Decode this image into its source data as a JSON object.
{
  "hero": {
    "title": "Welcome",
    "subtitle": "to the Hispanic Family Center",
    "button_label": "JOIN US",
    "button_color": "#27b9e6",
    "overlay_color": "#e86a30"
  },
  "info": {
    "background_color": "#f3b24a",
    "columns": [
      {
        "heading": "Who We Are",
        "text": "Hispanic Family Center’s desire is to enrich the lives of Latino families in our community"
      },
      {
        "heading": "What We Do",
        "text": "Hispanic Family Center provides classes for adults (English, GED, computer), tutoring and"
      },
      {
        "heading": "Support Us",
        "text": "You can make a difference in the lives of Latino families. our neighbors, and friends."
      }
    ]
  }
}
▬▬▬
STATED PROBLEM | Only a number is wanted: how many lines of the material above hold "lives"?

ANSWER IN FULL | 2